- **STORED DATA**:
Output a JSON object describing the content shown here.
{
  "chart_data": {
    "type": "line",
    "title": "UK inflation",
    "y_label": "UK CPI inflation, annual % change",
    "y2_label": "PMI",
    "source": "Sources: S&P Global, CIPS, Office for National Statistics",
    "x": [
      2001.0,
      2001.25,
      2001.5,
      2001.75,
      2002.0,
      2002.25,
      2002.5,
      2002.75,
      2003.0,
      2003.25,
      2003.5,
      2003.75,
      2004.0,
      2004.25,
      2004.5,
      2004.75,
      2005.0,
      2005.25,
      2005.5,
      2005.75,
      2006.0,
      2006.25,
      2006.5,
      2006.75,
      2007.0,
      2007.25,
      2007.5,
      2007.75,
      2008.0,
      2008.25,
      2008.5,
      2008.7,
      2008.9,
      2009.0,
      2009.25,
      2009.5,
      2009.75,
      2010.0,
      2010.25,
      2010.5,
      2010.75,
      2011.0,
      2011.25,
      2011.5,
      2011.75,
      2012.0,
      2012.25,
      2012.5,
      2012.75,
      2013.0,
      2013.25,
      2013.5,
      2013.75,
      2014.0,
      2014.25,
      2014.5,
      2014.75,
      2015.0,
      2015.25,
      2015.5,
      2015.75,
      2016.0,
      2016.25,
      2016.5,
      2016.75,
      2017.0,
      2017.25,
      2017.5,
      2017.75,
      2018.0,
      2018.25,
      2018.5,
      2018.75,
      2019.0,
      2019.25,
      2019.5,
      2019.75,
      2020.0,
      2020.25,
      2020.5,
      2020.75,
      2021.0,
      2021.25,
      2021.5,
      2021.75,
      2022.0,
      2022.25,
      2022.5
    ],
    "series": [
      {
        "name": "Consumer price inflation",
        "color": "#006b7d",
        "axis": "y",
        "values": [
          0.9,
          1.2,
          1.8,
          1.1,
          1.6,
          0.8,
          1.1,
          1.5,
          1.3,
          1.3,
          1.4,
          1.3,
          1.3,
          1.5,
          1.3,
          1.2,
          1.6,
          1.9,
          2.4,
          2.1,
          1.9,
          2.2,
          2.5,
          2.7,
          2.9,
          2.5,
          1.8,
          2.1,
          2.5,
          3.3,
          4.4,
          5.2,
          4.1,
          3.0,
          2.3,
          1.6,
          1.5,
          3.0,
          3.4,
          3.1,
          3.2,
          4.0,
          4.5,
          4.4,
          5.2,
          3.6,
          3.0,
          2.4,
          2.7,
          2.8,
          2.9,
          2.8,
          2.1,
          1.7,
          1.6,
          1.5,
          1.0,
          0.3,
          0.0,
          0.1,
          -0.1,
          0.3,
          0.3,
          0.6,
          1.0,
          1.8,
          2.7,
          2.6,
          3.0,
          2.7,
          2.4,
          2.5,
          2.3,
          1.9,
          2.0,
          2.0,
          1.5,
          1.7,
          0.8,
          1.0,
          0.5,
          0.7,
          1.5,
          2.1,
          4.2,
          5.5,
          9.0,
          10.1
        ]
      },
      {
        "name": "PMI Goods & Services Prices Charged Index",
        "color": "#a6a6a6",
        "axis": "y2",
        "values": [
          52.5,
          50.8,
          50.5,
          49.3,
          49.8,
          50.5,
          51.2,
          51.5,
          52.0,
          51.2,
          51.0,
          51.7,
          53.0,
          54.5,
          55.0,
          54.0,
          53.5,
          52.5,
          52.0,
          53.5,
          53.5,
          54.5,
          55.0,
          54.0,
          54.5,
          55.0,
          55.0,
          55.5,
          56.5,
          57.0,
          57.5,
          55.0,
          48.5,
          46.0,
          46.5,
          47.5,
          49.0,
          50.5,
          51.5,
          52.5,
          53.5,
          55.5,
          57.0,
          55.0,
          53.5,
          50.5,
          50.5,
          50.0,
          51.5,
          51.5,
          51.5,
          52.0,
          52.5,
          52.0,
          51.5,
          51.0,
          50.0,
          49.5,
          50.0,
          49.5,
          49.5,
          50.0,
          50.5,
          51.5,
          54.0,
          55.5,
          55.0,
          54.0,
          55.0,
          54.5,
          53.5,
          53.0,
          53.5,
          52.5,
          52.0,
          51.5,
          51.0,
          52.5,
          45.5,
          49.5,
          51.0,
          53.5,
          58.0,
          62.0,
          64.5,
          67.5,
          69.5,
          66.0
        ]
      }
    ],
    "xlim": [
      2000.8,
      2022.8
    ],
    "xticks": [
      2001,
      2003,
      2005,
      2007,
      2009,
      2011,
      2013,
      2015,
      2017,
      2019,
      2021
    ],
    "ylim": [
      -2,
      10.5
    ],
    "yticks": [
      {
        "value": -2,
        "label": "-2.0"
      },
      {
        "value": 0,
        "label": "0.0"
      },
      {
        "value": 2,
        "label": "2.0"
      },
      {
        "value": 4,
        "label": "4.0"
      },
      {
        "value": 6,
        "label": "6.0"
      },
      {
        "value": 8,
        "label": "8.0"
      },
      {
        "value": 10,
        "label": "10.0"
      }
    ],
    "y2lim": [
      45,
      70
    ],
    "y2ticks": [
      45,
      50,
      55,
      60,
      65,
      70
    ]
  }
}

- **YOUR TASK**:
Copy all lines from the material that hold "name".

- **RESPONSE**:
        "name": "Consumer price inflation",
        "name": "PMI Goods & Services Prices Charged Index",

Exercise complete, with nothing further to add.